EXERCISE AIM:
Update the material from its first line through the line containing "- data-point: [252, 125, 259, 132]" by replacing "y-tick-label" with "y-axis-tick-label". Keep everything else unchanged.
◇ ◇ ◇ ◇ ◇ ◇ ◇
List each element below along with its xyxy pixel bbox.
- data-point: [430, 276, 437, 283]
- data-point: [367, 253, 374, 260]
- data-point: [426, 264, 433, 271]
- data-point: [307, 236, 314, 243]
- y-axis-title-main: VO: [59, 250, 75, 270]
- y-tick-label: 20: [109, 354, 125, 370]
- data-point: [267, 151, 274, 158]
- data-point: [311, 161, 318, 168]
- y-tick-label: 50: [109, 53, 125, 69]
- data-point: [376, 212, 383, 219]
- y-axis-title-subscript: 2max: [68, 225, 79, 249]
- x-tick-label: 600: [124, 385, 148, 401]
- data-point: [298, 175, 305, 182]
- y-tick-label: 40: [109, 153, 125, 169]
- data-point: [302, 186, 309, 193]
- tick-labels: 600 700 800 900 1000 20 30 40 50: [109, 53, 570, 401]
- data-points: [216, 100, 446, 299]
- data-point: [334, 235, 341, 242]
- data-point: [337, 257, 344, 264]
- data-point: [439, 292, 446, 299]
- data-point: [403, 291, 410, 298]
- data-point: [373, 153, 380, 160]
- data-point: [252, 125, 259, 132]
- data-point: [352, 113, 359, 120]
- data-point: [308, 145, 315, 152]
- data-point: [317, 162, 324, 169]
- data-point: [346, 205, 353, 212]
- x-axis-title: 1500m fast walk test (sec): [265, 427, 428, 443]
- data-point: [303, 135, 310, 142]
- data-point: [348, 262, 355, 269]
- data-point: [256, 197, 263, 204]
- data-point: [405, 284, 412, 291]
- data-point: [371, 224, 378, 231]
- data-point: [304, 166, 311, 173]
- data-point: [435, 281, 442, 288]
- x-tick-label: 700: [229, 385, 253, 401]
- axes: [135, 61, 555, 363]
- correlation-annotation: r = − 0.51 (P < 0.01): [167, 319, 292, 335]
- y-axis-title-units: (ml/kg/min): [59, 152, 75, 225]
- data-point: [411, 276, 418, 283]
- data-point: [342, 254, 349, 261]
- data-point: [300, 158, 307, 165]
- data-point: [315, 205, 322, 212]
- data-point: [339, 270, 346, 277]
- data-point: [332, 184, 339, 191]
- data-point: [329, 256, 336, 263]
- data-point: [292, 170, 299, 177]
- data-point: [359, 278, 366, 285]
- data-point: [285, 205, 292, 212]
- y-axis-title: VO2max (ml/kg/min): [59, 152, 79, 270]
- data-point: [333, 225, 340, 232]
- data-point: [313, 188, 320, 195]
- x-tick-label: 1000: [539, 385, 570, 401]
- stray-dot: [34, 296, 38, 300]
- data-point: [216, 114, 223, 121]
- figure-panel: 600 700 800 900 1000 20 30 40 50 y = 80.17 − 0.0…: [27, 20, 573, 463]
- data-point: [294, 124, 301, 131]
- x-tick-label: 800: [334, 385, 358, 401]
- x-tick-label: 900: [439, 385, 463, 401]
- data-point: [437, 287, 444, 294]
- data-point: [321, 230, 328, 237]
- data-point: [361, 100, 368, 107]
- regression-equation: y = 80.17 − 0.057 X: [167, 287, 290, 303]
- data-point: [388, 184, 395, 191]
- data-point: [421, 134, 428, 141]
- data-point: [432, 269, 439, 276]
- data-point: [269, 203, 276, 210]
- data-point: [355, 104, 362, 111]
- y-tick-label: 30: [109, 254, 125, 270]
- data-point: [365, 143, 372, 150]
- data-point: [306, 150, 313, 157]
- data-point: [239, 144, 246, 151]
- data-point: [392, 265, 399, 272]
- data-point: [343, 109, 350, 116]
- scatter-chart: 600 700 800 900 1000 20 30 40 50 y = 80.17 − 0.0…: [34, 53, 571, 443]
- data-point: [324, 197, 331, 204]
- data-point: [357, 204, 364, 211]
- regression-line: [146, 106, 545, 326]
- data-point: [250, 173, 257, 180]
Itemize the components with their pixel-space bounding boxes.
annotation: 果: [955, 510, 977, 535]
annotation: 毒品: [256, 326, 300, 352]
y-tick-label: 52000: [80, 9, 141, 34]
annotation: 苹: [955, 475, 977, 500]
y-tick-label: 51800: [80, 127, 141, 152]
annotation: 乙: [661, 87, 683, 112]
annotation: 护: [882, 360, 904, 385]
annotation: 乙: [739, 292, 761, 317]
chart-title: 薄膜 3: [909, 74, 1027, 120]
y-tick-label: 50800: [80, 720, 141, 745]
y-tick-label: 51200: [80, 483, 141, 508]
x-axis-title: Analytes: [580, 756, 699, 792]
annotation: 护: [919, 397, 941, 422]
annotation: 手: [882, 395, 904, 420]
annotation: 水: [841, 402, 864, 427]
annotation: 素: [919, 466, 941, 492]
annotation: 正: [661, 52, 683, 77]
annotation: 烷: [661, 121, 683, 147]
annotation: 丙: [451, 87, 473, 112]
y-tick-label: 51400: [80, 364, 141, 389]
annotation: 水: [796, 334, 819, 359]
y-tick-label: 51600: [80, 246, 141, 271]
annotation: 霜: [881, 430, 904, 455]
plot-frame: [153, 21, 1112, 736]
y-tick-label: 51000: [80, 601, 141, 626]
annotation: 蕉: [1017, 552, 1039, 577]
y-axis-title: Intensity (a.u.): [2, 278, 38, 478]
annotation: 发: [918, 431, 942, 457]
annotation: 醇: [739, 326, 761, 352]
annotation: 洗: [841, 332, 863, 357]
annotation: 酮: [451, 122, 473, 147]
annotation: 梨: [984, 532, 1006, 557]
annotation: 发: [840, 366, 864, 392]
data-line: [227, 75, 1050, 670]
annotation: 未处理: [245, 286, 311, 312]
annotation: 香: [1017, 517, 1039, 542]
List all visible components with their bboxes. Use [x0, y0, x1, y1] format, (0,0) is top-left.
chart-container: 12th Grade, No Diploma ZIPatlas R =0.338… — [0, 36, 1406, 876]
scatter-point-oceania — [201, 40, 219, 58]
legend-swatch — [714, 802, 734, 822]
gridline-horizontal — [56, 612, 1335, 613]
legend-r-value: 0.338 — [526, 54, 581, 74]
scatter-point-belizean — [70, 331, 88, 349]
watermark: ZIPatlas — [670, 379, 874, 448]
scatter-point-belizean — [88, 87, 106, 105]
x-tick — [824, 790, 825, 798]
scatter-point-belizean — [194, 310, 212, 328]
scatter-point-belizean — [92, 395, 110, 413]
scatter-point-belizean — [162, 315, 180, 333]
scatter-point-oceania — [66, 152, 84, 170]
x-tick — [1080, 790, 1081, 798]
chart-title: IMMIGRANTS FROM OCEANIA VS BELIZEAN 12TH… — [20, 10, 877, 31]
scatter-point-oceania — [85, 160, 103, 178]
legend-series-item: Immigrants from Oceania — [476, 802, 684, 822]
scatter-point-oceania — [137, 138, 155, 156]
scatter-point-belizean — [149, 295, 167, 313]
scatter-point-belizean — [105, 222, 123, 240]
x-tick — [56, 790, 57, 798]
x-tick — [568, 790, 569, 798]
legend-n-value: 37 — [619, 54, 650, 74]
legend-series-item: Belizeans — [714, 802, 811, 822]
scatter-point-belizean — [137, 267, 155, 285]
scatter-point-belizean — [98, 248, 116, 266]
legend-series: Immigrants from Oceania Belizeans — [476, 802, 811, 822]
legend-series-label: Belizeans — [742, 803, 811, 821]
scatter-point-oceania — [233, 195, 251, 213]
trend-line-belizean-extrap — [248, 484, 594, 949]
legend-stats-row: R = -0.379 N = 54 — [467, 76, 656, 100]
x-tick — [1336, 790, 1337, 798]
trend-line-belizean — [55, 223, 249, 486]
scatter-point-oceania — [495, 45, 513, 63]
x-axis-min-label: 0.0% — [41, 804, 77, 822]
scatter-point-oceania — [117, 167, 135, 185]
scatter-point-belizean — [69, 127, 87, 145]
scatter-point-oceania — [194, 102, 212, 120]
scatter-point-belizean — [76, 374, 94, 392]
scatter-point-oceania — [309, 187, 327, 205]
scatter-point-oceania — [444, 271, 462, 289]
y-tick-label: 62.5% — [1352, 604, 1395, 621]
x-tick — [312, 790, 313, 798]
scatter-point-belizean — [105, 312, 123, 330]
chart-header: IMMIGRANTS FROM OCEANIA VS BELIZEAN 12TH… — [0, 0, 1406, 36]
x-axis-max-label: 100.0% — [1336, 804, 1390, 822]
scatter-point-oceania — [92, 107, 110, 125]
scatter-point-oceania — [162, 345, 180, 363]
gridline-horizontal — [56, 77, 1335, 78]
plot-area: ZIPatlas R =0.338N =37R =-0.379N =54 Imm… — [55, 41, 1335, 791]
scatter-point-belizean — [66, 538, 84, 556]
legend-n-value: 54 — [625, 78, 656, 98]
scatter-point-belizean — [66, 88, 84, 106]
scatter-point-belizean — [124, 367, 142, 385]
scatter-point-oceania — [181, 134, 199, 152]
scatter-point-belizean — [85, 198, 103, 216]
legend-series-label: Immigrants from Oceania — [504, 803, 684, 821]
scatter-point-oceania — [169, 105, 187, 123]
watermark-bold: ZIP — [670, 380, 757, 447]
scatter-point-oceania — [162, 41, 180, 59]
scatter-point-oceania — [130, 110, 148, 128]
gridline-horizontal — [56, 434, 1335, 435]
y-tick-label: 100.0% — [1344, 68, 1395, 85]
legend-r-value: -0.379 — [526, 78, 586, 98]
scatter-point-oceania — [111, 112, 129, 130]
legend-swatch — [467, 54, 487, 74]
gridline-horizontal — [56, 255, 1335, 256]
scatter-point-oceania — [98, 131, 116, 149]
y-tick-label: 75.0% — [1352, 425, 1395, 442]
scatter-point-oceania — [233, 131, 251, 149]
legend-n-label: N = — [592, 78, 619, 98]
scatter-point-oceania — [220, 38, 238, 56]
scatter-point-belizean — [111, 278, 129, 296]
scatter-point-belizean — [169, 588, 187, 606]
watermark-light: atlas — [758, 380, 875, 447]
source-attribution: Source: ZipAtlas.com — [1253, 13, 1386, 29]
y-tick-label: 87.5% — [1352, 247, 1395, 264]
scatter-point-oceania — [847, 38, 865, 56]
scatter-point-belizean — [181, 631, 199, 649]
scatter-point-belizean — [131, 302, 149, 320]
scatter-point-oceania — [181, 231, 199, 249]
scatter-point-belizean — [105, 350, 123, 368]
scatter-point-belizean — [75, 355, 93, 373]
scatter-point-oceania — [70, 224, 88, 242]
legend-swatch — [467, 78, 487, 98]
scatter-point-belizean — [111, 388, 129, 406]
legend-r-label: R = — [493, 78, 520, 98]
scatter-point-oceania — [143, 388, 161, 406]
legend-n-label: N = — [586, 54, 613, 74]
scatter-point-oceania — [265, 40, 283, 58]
◇ ◇ ◇ ◇ ◇ ◇ ◇
EXPECTED ANSWER:
List each element below along with its xyxy pixel bbox.
- data-point: [430, 276, 437, 283]
- data-point: [367, 253, 374, 260]
- data-point: [426, 264, 433, 271]
- data-point: [307, 236, 314, 243]
- y-axis-title-main: VO: [59, 250, 75, 270]
- y-axis-tick-label: 20: [109, 354, 125, 370]
- data-point: [267, 151, 274, 158]
- data-point: [311, 161, 318, 168]
- y-axis-tick-label: 50: [109, 53, 125, 69]
- data-point: [376, 212, 383, 219]
- y-axis-title-subscript: 2max: [68, 225, 79, 249]
- x-tick-label: 600: [124, 385, 148, 401]
- data-point: [298, 175, 305, 182]
- y-axis-tick-label: 40: [109, 153, 125, 169]
- data-point: [302, 186, 309, 193]
- tick-labels: 600 700 800 900 1000 20 30 40 50: [109, 53, 570, 401]
- data-points: [216, 100, 446, 299]
- data-point: [334, 235, 341, 242]
- data-point: [337, 257, 344, 264]
- data-point: [439, 292, 446, 299]
- data-point: [403, 291, 410, 298]
- data-point: [373, 153, 380, 160]
- data-point: [252, 125, 259, 132]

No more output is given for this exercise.